_Written problem:_ Repeat the data that follows, word for word, without the images.

Data records
——
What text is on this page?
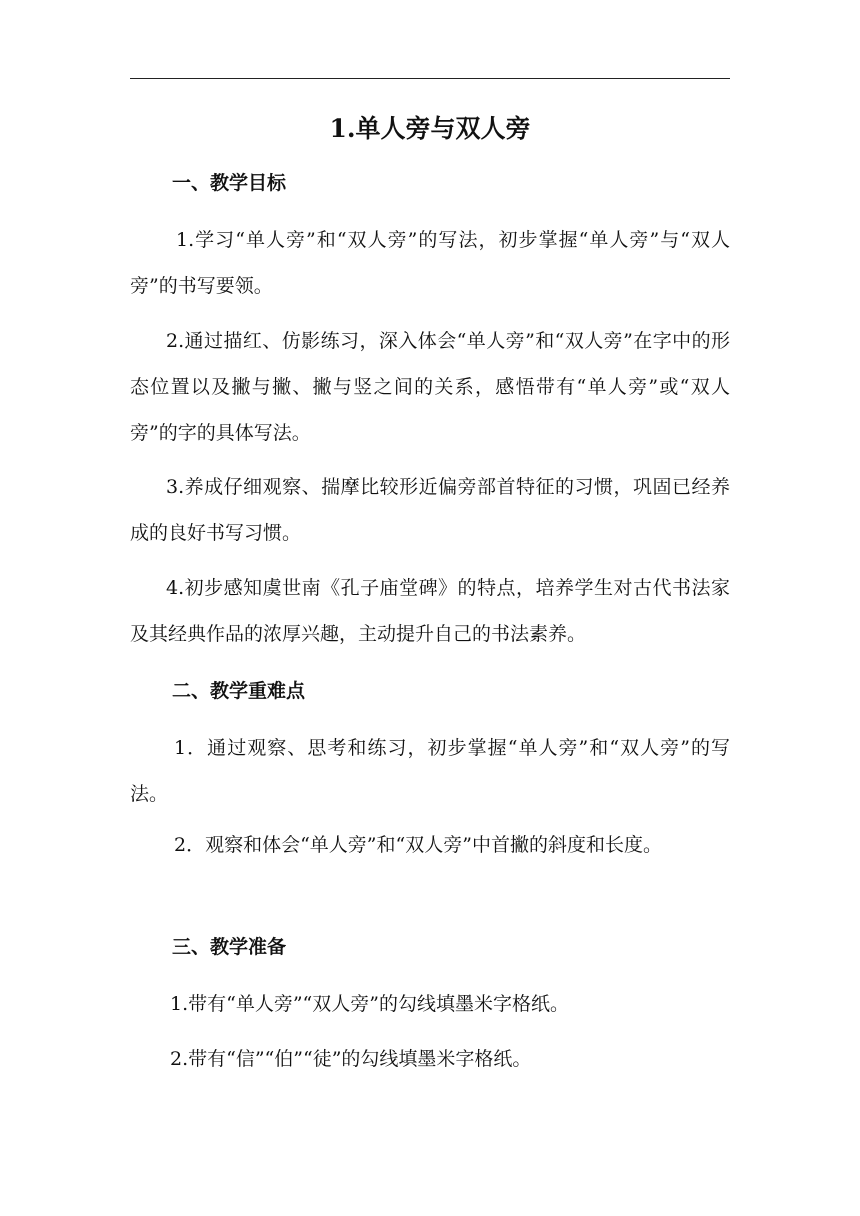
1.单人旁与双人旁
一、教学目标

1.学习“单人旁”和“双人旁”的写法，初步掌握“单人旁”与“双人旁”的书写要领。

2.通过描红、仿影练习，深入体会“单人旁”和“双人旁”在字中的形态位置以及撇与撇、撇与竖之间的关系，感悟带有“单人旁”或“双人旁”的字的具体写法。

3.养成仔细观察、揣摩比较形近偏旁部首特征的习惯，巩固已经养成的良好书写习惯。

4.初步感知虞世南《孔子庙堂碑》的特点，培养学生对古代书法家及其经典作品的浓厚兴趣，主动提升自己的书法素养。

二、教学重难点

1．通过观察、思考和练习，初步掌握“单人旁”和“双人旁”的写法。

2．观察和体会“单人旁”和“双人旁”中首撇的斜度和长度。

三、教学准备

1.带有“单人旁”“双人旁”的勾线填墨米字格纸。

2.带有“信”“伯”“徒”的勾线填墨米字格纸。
——
_Response to the task:_
What text is on this page?
1.单人旁与双人旁
一、教学目标

1.学习“单人旁”和“双人旁”的写法，初步掌握“单人旁”与“双人旁”的书写要领。

2.通过描红、仿影练习，深入体会“单人旁”和“双人旁”在字中的形态位置以及撇与撇、撇与竖之间的关系，感悟带有“单人旁”或“双人旁”的字的具体写法。

3.养成仔细观察、揣摩比较形近偏旁部首特征的习惯，巩固已经养成的良好书写习惯。

4.初步感知虞世南《孔子庙堂碑》的特点，培养学生对古代书法家及其经典作品的浓厚兴趣，主动提升自己的书法素养。

二、教学重难点

1．通过观察、思考和练习，初步掌握“单人旁”和“双人旁”的写法。

2．观察和体会“单人旁”和“双人旁”中首撇的斜度和长度。

三、教学准备

1.带有“单人旁”“双人旁”的勾线填墨米字格纸。

2.带有“信”“伯”“徒”的勾线填墨米字格纸。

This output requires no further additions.